**WORK INSTRUCTIONS**. Retype all of the data. Every line must match exactly.

___ TASK INPUTS ___

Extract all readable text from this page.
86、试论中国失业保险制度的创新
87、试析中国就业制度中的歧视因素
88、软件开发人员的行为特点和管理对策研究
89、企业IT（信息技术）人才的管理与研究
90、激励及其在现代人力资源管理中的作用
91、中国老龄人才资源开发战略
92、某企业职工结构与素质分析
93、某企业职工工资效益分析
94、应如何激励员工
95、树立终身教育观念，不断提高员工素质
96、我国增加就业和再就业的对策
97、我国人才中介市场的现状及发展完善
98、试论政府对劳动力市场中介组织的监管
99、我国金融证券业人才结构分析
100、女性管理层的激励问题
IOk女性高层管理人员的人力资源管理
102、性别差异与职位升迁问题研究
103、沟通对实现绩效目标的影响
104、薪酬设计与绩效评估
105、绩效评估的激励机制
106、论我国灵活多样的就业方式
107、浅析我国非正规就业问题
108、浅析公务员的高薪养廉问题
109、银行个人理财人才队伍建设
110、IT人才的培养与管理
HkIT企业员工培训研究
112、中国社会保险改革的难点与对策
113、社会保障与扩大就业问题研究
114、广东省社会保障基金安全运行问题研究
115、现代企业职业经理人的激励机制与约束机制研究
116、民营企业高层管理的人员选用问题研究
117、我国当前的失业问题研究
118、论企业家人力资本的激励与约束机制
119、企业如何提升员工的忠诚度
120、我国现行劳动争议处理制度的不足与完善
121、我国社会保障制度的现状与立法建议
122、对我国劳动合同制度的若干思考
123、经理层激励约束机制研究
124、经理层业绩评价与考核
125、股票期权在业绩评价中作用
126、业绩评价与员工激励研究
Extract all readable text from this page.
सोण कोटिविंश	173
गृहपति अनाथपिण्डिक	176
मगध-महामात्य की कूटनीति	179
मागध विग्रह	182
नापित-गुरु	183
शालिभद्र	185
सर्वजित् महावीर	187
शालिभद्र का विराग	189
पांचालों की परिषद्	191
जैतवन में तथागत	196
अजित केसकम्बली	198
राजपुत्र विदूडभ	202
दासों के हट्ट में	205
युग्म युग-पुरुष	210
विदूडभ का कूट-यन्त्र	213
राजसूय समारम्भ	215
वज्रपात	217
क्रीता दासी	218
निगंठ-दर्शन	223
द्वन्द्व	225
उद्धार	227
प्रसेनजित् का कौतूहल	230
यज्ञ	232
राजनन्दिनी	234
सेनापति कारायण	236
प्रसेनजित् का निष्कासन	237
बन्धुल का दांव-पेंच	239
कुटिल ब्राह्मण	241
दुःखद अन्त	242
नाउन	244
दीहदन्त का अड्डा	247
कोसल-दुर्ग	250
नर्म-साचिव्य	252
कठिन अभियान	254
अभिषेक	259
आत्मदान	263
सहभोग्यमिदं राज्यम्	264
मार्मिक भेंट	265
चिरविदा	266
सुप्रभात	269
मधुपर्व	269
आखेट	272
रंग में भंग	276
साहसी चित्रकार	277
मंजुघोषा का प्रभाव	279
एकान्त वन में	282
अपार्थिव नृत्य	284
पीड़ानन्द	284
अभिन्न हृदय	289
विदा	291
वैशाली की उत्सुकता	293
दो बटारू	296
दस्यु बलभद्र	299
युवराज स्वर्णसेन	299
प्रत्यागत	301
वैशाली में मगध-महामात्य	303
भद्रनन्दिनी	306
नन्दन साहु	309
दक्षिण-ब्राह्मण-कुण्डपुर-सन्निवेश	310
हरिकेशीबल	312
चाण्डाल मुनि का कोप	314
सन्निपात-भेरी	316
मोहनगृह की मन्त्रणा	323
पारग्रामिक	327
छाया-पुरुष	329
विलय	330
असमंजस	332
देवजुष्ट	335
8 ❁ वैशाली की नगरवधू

___

**TASK SOLUTION**.
Extract all readable text from this page.
86、试论中国失业保险制度的创新
87、试析中国就业制度中的歧视因素
88、软件开发人员的行为特点和管理对策研究
89、企业IT（信息技术）人才的管理与研究
90、激励及其在现代人力资源管理中的作用
91、中国老龄人才资源开发战略
92、某企业职工结构与素质分析
93、某企业职工工资效益分析
94、应如何激励员工
95、树立终身教育观念，不断提高员工素质
96、我国增加就业和再就业的对策
97、我国人才中介市场的现状及发展完善
98、试论政府对劳动力市场中介组织的监管
99、我国金融证券业人才结构分析
100、女性管理层的激励问题
IOk女性高层管理人员的人力资源管理
102、性别差异与职位升迁问题研究
103、沟通对实现绩效目标的影响
104、薪酬设计与绩效评估
105、绩效评估的激励机制
106、论我国灵活多样的就业方式
107、浅析我国非正规就业问题
108、浅析公务员的高薪养廉问题
109、银行个人理财人才队伍建设
110、IT人才的培养与管理
HkIT企业员工培训研究
112、中国社会保险改革的难点与对策
113、社会保障与扩大就业问题研究
114、广东省社会保障基金安全运行问题研究
115、现代企业职业经理人的激励机制与约束机制研究
116、民营企业高层管理的人员选用问题研究
117、我国当前的失业问题研究
118、论企业家人力资本的激励与约束机制
119、企业如何提升员工的忠诚度
120、我国现行劳动争议处理制度的不足与完善
121、我国社会保障制度的现状与立法建议
122、对我国劳动合同制度的若干思考
123、经理层激励约束机制研究
124、经理层业绩评价与考核
125、股票期权在业绩评价中作用
126、业绩评价与员工激励研究
Extract all readable text from this page.
सोण कोटिविंश	173
गृहपति अनाथपिण्डिक	176
मगध-महामात्य की कूटनीति	179
मागध विग्रह	182
नापित-गुरु	183
शालिभद्र	185
सर्वजित् महावीर	187
शालिभद्र का विराग	189
पांचालों की परिषद्	191
जैतवन में तथागत	196
अजित केसकम्बली	198
राजपुत्र विदूडभ	202
दासों के हट्ट में	205
युग्म युग-पुरुष	210
विदूडभ का कूट-यन्त्र	213
राजसूय समारम्भ	215
वज्रपात	217
क्रीता दासी	218
निगंठ-दर्शन	223
द्वन्द्व	225
उद्धार	227
प्रसेनजित् का कौतूहल	230
यज्ञ	232
राजनन्दिनी	234
सेनापति कारायण	236
प्रसेनजित् का निष्कासन	237
बन्धुल का दांव-पेंच	239
कुटिल ब्राह्मण	241
दुःखद अन्त	242
नाउन	244
दीहदन्त का अड्डा	247
कोसल-दुर्ग	250
नर्म-साचिव्य	252
कठिन अभियान	254
अभिषेक	259
आत्मदान	263
सहभोग्यमिदं राज्यम्	264
मार्मिक भेंट	265
चिरविदा	266
सुप्रभात	269
मधुपर्व	269
आखेट	272
रंग में भंग	276
साहसी चित्रकार	277
मंजुघोषा का प्रभाव	279
एकान्त वन में	282
अपार्थिव नृत्य	284
पीड़ानन्द	284
अभिन्न हृदय	289
विदा	291
वैशाली की उत्सुकता	293
दो बटारू	296
दस्यु बलभद्र	299
युवराज स्वर्णसेन	299
प्रत्यागत	301
वैशाली में मगध-महामात्य	303
भद्रनन्दिनी	306
नन्दन साहु	309
दक्षिण-ब्राह्मण-कुण्डपुर-सन्निवेश	310
हरिकेशीबल	312
चाण्डाल मुनि का कोप	314
सन्निपात-भेरी	316
मोहनगृह की मन्त्रणा	323
पारग्रामिक	327
छाया-पुरुष	329
विलय	330
असमंजस	332
देवजुष्ट	335
8 ❁ वैशाली की नगरवधू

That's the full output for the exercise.